Problem to solve ▸
Put every line below into a Markdown table with two columns, Row and Line, numbering the rows and skipping any blank lines. Leave out the pictures.

========================================================================

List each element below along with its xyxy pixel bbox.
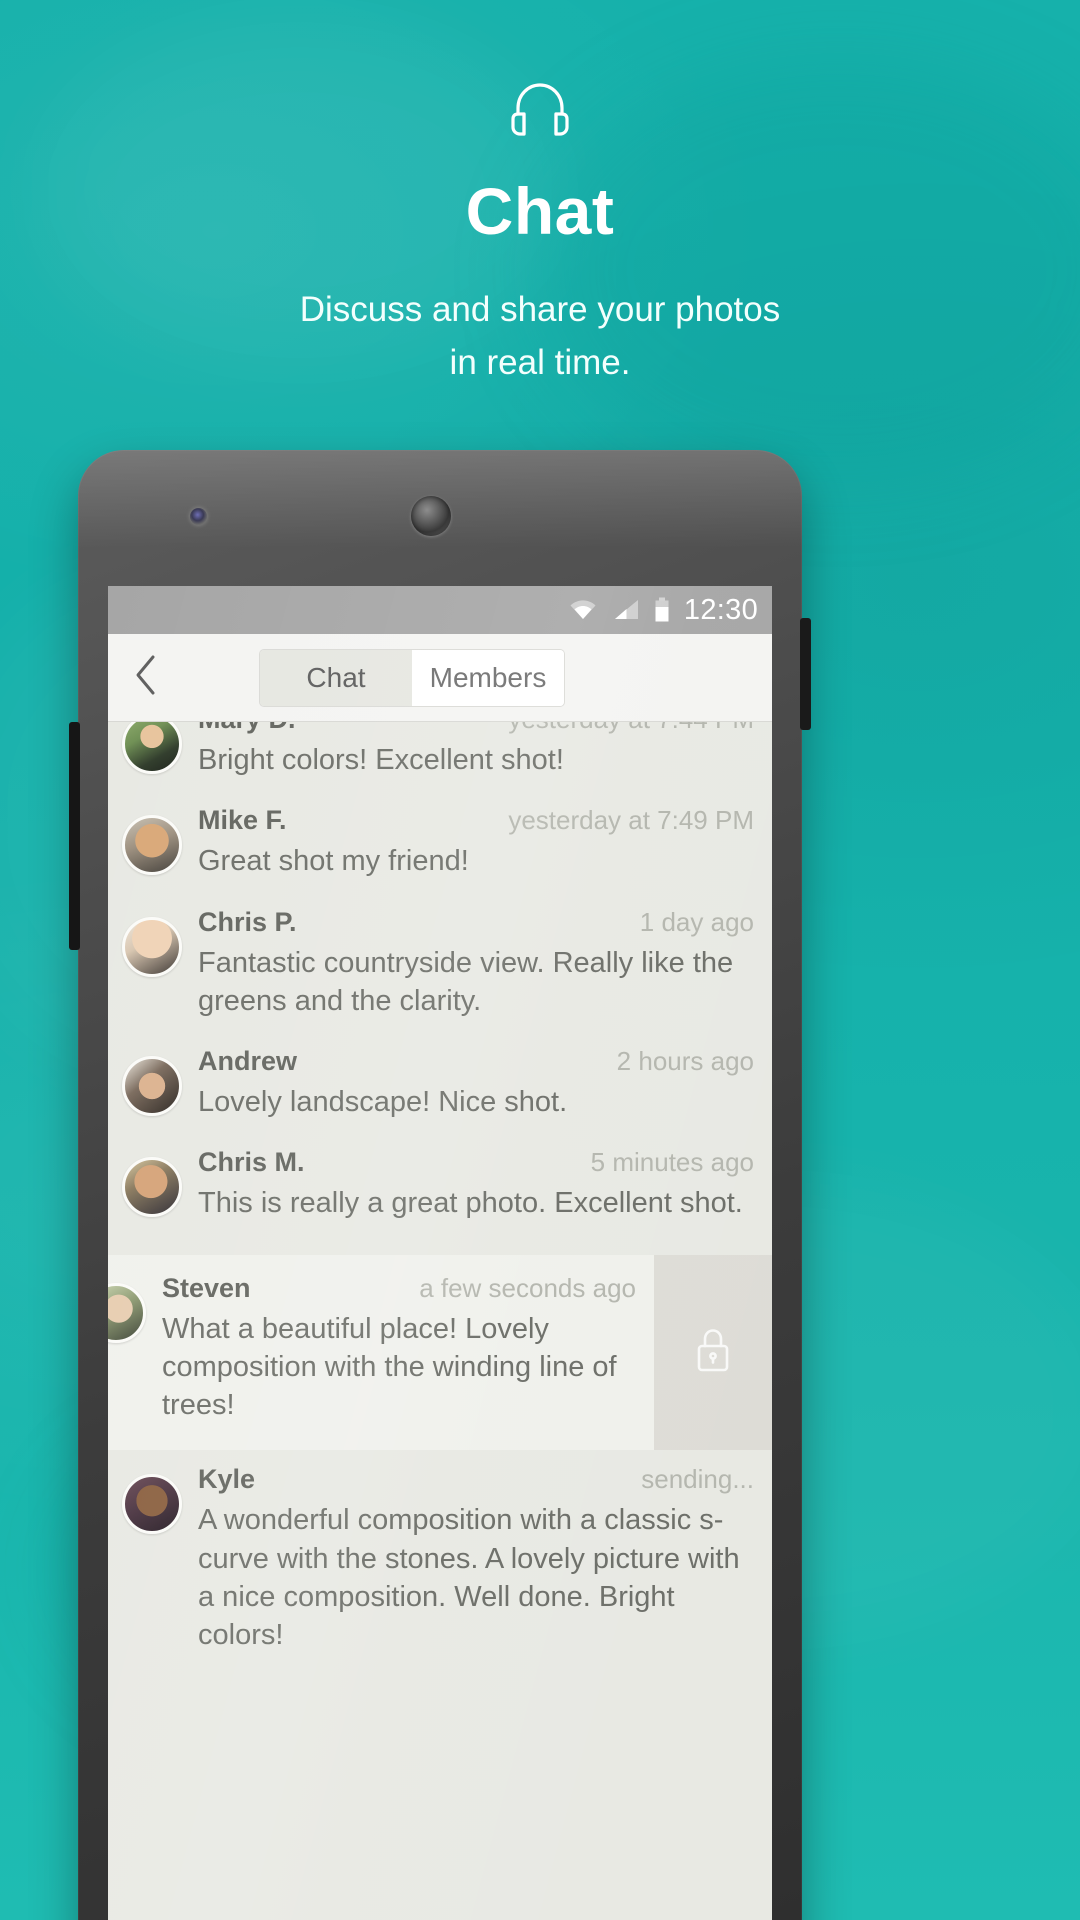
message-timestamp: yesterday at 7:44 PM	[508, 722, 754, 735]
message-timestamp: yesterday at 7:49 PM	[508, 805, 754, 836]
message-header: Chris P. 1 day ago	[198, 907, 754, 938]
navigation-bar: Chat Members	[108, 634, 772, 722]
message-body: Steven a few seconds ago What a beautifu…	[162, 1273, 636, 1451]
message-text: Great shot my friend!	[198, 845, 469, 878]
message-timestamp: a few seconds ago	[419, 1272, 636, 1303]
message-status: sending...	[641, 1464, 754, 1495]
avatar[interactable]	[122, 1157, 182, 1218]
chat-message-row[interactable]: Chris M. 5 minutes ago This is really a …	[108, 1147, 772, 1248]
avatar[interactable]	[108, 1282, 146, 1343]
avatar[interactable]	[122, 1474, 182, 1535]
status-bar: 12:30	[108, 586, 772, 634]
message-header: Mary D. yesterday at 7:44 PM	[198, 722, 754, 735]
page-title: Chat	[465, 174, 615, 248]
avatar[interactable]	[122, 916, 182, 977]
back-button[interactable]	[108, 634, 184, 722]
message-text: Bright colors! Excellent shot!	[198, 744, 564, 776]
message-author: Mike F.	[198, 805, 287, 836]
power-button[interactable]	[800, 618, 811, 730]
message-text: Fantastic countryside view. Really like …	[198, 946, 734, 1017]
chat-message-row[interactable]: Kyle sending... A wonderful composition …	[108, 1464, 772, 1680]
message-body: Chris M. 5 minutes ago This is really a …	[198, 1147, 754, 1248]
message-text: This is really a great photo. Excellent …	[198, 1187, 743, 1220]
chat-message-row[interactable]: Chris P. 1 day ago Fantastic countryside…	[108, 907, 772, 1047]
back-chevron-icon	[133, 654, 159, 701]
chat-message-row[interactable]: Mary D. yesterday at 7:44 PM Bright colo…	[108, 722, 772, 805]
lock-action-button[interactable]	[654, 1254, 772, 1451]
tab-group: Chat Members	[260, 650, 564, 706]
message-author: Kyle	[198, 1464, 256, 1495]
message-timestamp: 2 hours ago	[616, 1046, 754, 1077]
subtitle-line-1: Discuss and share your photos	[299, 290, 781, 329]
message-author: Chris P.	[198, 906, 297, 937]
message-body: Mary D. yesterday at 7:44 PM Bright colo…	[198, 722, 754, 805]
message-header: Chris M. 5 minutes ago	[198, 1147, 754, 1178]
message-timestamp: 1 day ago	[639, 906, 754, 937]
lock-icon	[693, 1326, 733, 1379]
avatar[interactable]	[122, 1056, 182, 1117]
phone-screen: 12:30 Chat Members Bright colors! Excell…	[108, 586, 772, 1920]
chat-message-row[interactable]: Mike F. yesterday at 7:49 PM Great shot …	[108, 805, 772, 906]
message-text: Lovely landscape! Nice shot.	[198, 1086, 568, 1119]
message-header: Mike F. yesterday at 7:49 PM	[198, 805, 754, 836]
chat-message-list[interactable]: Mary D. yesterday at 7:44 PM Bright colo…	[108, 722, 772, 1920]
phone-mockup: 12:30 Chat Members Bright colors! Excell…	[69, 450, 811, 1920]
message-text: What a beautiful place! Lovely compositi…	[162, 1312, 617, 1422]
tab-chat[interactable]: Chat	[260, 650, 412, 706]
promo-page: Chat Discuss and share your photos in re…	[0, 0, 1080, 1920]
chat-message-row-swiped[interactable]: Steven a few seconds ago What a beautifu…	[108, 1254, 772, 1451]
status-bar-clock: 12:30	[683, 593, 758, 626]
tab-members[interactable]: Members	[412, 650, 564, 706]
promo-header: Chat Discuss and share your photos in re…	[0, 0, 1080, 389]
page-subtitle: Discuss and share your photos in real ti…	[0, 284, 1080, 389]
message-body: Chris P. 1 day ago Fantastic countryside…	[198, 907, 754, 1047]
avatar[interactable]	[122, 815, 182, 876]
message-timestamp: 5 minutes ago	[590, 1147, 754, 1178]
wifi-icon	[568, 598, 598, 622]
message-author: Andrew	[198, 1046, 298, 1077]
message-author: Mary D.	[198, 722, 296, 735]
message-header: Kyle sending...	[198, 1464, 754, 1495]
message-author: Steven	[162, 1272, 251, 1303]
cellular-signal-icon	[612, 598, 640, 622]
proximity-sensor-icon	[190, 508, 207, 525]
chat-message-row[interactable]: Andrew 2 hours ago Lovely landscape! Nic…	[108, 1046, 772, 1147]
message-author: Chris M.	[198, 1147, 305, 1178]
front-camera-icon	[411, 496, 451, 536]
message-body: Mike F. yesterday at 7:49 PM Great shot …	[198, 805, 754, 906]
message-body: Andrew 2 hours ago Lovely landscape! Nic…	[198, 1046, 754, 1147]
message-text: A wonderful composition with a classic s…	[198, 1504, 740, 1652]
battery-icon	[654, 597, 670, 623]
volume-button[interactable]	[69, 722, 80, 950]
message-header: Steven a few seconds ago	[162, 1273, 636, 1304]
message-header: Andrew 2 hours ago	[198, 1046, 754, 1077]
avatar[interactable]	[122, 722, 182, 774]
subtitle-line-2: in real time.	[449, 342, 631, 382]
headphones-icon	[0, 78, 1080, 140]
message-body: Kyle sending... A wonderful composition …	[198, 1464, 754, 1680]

========================================================================

Complete response ▸
| Row | Line |
|---|---|
| 1 | List each element below along with its xyxy pixel bbox. |
| 2 | message-timestamp: yesterday at 7:44 PM	[508, 722, 754, 735] |
| 3 | message-timestamp: yesterday at 7:49 PM	[508, 805, 754, 836] |
| 4 | message-header: Chris P. 1 day ago	[198, 907, 754, 938] |
| 5 | navigation-bar: Chat Members	[108, 634, 772, 722] |
| 6 | message-body: Steven a few seconds ago What a beautifu…	[162, 1273, 636, 1451] |
| 7 | message-text: Great shot my friend!	[198, 845, 469, 878] |
| 8 | message-timestamp: a few seconds ago	[419, 1272, 636, 1303] |
| 9 | message-status: sending...	[641, 1464, 754, 1495] |
| 10 | avatar[interactable]	[122, 1157, 182, 1218] |
| 11 | chat-message-row[interactable]: Chris M. 5 minutes ago This is really a …	[108, 1147, 772, 1248] |
| 12 | avatar[interactable]	[108, 1282, 146, 1343] |
| 13 | avatar[interactable]	[122, 1474, 182, 1535] |
| 14 | status-bar: 12:30	[108, 586, 772, 634] |
| 15 | message-header: Mary D. yesterday at 7:44 PM	[198, 722, 754, 735] |
| 16 | page-title: Chat	[465, 174, 615, 248] |
| 17 | avatar[interactable]	[122, 916, 182, 977] |
| 18 | back-button[interactable]	[108, 634, 184, 722] |
| 19 | message-text: Bright colors! Excellent shot!	[198, 744, 564, 776] |
| 20 | message-author: Mike F.	[198, 805, 287, 836] |
| 21 | power-button[interactable]	[800, 618, 811, 730] |
| 22 | message-text: Fantastic countryside view. Really like …	[198, 946, 734, 1017] |
| 23 | chat-message-row[interactable]: Kyle sending... A wonderful composition …	[108, 1464, 772, 1680] |
| 24 | message-body: Chris M. 5 minutes ago This is really a …	[198, 1147, 754, 1248] |
| 25 | message-text: This is really a great photo. Excellent …	[198, 1187, 743, 1220] |
| 26 | chat-message-row[interactable]: Chris P. 1 day ago Fantastic countryside…	[108, 907, 772, 1047] |
| 27 | back-chevron-icon	[133, 654, 159, 701] |
| 28 | chat-message-row[interactable]: Mary D. yesterday at 7:44 PM Bright colo…	[108, 722, 772, 805] |
| 29 | lock-action-button[interactable]	[654, 1254, 772, 1451] |
| 30 | tab-group: Chat Members	[260, 650, 564, 706] |
| 31 | message-author: Kyle	[198, 1464, 256, 1495] |
| 32 | message-timestamp: 2 hours ago	[616, 1046, 754, 1077] |
| 33 | subtitle-line-1: Discuss and share your photos	[299, 290, 781, 329] |
| 34 | message-author: Chris P.	[198, 906, 297, 937] |
| 35 | message-body: Mary D. yesterday at 7:44 PM Bright colo…	[198, 722, 754, 805] |
| 36 | message-header: Chris M. 5 minutes ago	[198, 1147, 754, 1178] |
| 37 | message-timestamp: 1 day ago	[639, 906, 754, 937] |
| 38 | lock-icon	[693, 1326, 733, 1379] |
| 39 | avatar[interactable]	[122, 1056, 182, 1117] |
| 40 | phone-screen: 12:30 Chat Members Bright colors! Excell…	[108, 586, 772, 1920] |
| 41 | chat-message-row[interactable]: Mike F. yesterday at 7:49 PM Great shot …	[108, 805, 772, 906] |
| 42 | message-text: Lovely landscape! Nice shot.	[198, 1086, 568, 1119] |
| 43 | message-header: Mike F. yesterday at 7:49 PM	[198, 805, 754, 836] |
| 44 | chat-message-list[interactable]: Mary D. yesterday at 7:44 PM Bright colo…	[108, 722, 772, 1920] |
| 45 | phone-mockup: 12:30 Chat Members Bright colors! Excell…	[69, 450, 811, 1920] |
| 46 | message-text: What a beautiful place! Lovely compositi…	[162, 1312, 617, 1422] |
| 47 | tab-chat[interactable]: Chat	[260, 650, 412, 706] |
| 48 | promo-page: Chat Discuss and share your photos in re…	[0, 0, 1080, 1920] |
| 49 | chat-message-row-swiped[interactable]: Steven a few seconds ago What a beautifu…	[108, 1254, 772, 1451] |
| 50 | status-bar-clock: 12:30	[683, 593, 758, 626] |
| 51 | tab-members[interactable]: Members	[412, 650, 564, 706] |
| 52 | promo-header: Chat Discuss and share your photos in re…	[0, 0, 1080, 389] |
| 53 | page-subtitle: Discuss and share your photos in real ti…	[0, 284, 1080, 389] |
| 54 | message-body: Chris P. 1 day ago Fantastic countryside…	[198, 907, 754, 1047] |
| 55 | avatar[interactable]	[122, 815, 182, 876] |
| 56 | message-timestamp: 5 minutes ago	[590, 1147, 754, 1178] |
| 57 | wifi-icon	[568, 598, 598, 622] |
| 58 | message-author: Andrew	[198, 1046, 298, 1077] |
| 59 | message-author: Mary D.	[198, 722, 296, 735] |
| 60 | message-header: Kyle sending...	[198, 1464, 754, 1495] |
| 61 | message-author: Steven	[162, 1272, 251, 1303] |
| 62 | cellular-signal-icon	[612, 598, 640, 622] |
| 63 | proximity-sensor-icon	[190, 508, 207, 525] |
| 64 | chat-message-row[interactable]: Andrew 2 hours ago Lovely landscape! Nic…	[108, 1046, 772, 1147] |
| 65 | message-author: Chris M.	[198, 1147, 305, 1178] |
| 66 | front-camera-icon	[411, 496, 451, 536] |
| 67 | message-body: Mike F. yesterday at 7:49 PM Great shot …	[198, 805, 754, 906] |
| 68 | message-body: Andrew 2 hours ago Lovely landscape! Nic…	[198, 1046, 754, 1147] |
| 69 | message-text: A wonderful composition with a classic s…	[198, 1504, 740, 1652] |
| 70 | battery-icon	[654, 597, 670, 623] |
| 71 | volume-button[interactable]	[69, 722, 80, 950] |
| 72 | message-header: Steven a few seconds ago	[162, 1273, 636, 1304] |
| 73 | message-header: Andrew 2 hours ago	[198, 1046, 754, 1077] |
| 74 | avatar[interactable]	[122, 722, 182, 774] |
| 75 | subtitle-line-2: in real time.	[449, 342, 631, 382] |
| 76 | headphones-icon	[0, 78, 1080, 140] |
| 77 | message-body: Kyle sending... A wonderful composition …	[198, 1464, 754, 1680] |